### What the exercise asks
Print every entry exactly as written.

Collection entries
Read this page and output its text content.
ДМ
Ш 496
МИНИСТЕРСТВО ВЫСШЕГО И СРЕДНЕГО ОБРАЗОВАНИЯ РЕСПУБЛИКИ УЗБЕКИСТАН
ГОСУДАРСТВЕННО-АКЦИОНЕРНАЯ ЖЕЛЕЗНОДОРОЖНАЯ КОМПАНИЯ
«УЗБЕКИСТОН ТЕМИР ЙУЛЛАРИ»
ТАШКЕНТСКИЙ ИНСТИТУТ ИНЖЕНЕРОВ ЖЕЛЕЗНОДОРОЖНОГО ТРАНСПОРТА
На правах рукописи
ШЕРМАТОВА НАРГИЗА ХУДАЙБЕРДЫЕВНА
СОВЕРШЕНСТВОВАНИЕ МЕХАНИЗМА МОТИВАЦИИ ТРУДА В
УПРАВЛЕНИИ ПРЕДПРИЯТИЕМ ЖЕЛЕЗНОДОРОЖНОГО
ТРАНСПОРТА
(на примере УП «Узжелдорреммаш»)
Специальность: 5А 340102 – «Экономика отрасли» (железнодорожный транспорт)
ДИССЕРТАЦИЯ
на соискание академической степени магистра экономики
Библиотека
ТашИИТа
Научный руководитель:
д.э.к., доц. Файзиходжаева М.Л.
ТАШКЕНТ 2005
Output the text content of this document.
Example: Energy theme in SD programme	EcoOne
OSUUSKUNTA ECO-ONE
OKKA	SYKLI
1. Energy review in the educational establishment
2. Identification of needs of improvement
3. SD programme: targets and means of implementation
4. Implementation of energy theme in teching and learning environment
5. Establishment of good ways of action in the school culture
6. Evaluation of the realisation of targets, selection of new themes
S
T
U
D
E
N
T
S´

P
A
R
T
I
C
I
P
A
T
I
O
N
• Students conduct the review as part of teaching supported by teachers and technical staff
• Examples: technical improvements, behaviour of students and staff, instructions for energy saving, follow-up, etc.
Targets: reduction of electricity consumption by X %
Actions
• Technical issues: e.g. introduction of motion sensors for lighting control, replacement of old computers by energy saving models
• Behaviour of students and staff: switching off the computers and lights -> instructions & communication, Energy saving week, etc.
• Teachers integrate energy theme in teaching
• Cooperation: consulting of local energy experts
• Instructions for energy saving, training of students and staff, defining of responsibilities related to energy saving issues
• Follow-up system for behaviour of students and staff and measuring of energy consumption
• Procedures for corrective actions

### Exercise result
Read this page and output its text content.
ДМ
Ш 496
МИНИСТЕРСТВО ВЫСШЕГО И СРЕДНЕГО ОБРАЗОВАНИЯ РЕСПУБЛИКИ УЗБЕКИСТАН
ГОСУДАРСТВЕННО-АКЦИОНЕРНАЯ ЖЕЛЕЗНОДОРОЖНАЯ КОМПАНИЯ
«УЗБЕКИСТОН ТЕМИР ЙУЛЛАРИ»
ТАШКЕНТСКИЙ ИНСТИТУТ ИНЖЕНЕРОВ ЖЕЛЕЗНОДОРОЖНОГО ТРАНСПОРТА
На правах рукописи
ШЕРМАТОВА НАРГИЗА ХУДАЙБЕРДЫЕВНА
СОВЕРШЕНСТВОВАНИЕ МЕХАНИЗМА МОТИВАЦИИ ТРУДА В
УПРАВЛЕНИИ ПРЕДПРИЯТИЕМ ЖЕЛЕЗНОДОРОЖНОГО
ТРАНСПОРТА
(на примере УП «Узжелдорреммаш»)
Специальность: 5А 340102 – «Экономика отрасли» (железнодорожный транспорт)
ДИССЕРТАЦИЯ
на соискание академической степени магистра экономики
Библиотека
ТашИИТа
Научный руководитель:
д.э.к., доц. Файзиходжаева М.Л.
ТАШКЕНТ 2005
Output the text content of this document.
Example: Energy theme in SD programme	EcoOne
OSUUSKUNTA ECO-ONE
OKKA	SYKLI
1. Energy review in the educational establishment
2. Identification of needs of improvement
3. SD programme: targets and means of implementation
4. Implementation of energy theme in teching and learning environment
5. Establishment of good ways of action in the school culture
6. Evaluation of the realisation of targets, selection of new themes
S
T
U
D
E
N
T
S´

P
A
R
T
I
C
I
P
A
T
I
O
N
• Students conduct the review as part of teaching supported by teachers and technical staff
• Examples: technical improvements, behaviour of students and staff, instructions for energy saving, follow-up, etc.
Targets: reduction of electricity consumption by X %
Actions
• Technical issues: e.g. introduction of motion sensors for lighting control, replacement of old computers by energy saving models
• Behaviour of students and staff: switching off the computers and lights -> instructions & communication, Energy saving week, etc.
• Teachers integrate energy theme in teaching
• Cooperation: consulting of local energy experts
• Instructions for energy saving, training of students and staff, defining of responsibilities related to energy saving issues
• Follow-up system for behaviour of students and staff and measuring of energy consumption
• Procedures for corrective actions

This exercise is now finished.